Aim:
The exercise asks you to copy every line below in which "Second" appears.

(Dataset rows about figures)
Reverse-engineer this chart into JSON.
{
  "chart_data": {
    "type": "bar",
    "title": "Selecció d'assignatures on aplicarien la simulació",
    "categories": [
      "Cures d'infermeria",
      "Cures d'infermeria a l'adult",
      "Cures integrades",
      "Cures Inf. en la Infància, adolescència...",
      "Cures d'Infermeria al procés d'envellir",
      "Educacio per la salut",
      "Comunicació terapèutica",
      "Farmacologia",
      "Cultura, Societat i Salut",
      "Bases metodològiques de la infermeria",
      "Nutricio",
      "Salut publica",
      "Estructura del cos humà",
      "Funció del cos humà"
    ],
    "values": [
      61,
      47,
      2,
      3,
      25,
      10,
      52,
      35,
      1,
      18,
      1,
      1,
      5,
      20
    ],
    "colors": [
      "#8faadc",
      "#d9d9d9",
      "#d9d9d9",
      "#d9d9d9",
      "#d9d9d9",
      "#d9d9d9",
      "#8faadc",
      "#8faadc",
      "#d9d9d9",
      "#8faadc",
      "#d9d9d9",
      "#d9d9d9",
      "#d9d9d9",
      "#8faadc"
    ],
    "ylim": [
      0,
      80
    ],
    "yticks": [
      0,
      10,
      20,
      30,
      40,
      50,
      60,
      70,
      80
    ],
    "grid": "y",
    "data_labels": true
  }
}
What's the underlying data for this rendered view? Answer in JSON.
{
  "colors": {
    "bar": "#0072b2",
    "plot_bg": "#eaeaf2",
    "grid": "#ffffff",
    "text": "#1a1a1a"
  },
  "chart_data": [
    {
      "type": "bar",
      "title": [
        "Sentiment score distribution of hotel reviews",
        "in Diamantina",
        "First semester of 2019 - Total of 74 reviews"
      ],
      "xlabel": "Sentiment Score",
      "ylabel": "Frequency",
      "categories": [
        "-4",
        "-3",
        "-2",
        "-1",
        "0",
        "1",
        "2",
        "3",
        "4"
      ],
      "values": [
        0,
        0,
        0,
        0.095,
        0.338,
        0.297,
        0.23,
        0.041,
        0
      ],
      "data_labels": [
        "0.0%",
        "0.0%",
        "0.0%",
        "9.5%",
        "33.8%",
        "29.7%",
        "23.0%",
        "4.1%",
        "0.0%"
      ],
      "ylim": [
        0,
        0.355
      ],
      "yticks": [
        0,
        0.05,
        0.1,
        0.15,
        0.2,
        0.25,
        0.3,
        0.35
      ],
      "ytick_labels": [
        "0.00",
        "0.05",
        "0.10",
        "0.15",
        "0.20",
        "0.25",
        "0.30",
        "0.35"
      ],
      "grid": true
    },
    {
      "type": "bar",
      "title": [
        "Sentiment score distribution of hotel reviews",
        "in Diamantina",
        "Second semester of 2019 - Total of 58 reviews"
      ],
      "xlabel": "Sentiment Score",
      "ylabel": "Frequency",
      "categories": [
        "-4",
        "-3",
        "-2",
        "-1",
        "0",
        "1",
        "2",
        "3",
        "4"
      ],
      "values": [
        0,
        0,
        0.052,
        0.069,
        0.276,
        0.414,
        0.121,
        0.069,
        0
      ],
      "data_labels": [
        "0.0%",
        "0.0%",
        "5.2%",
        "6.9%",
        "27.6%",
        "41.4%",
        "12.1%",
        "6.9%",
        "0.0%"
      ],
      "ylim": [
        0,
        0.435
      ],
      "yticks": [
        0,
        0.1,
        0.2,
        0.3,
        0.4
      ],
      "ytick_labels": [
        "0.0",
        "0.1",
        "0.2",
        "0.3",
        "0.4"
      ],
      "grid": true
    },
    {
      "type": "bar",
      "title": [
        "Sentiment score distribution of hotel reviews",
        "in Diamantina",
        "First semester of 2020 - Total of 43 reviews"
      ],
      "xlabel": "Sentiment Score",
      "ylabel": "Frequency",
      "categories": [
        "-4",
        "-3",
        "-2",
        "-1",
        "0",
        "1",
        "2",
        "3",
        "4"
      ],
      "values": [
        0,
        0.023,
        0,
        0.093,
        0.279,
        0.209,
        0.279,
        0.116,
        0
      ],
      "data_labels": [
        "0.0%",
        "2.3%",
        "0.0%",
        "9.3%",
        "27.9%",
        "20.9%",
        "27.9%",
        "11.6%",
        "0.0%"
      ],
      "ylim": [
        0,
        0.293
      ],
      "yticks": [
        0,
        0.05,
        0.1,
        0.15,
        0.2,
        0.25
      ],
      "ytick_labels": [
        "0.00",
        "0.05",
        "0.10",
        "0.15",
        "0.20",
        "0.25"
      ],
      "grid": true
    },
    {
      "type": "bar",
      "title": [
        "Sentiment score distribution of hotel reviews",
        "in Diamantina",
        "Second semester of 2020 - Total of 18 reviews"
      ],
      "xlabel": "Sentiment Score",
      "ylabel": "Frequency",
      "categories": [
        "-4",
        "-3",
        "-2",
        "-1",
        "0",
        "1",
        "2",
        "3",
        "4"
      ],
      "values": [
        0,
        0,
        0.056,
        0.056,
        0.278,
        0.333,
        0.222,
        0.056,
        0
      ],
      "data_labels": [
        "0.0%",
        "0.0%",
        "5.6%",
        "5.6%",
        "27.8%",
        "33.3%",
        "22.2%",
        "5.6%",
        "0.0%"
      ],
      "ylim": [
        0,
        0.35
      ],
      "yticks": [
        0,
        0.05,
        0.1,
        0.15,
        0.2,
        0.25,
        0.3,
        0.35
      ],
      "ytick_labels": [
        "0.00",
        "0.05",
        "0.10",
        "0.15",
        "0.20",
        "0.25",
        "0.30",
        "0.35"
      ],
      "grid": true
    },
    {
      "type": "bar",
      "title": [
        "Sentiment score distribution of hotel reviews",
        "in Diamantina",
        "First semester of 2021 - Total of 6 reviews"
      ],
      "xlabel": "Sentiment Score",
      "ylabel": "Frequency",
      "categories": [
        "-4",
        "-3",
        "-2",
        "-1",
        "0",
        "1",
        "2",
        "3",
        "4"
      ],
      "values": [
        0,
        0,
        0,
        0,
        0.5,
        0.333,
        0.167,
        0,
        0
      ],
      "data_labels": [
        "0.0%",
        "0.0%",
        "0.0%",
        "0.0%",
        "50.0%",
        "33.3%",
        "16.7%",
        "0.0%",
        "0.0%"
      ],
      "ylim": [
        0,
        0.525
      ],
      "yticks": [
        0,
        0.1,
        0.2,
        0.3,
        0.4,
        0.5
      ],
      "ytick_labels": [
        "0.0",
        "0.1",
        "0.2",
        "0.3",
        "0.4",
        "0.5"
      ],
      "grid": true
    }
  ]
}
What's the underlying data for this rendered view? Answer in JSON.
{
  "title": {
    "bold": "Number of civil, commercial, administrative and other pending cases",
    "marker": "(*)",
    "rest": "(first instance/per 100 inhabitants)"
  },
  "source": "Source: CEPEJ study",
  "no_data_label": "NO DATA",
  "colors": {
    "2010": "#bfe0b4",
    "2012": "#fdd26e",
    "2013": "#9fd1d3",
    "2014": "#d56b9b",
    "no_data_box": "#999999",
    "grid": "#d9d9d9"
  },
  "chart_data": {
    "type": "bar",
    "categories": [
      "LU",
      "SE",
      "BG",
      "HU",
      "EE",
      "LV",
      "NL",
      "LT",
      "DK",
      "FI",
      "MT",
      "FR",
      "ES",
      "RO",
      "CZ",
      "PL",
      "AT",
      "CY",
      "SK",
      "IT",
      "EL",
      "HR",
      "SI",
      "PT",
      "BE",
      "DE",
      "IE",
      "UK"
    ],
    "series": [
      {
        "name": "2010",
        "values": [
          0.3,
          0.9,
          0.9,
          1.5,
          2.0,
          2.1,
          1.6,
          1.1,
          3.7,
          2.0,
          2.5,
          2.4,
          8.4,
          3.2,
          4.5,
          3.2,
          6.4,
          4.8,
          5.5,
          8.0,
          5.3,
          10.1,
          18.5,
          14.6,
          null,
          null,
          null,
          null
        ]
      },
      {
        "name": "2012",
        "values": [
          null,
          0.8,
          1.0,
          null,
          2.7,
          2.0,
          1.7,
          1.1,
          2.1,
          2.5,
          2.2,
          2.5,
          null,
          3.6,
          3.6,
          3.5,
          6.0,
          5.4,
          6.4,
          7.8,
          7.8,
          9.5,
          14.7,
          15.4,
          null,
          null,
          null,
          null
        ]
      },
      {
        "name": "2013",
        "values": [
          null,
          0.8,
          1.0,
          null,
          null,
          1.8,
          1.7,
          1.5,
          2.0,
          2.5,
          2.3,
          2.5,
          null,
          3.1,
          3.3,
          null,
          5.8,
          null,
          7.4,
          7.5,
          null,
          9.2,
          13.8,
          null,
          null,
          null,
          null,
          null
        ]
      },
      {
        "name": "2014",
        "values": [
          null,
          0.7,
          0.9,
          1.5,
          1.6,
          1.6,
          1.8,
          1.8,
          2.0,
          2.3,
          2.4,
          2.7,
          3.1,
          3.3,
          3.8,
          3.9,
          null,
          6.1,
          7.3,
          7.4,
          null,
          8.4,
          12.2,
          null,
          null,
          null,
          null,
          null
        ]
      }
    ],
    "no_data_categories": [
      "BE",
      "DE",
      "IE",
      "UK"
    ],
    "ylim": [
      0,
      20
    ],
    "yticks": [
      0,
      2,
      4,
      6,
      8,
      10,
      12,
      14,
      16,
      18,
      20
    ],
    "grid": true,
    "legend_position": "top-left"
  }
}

Answer for this exercise:
        "Second semester of 2019 - Total of 58 reviews"
        "Second semester of 2020 - Total of 18 reviews"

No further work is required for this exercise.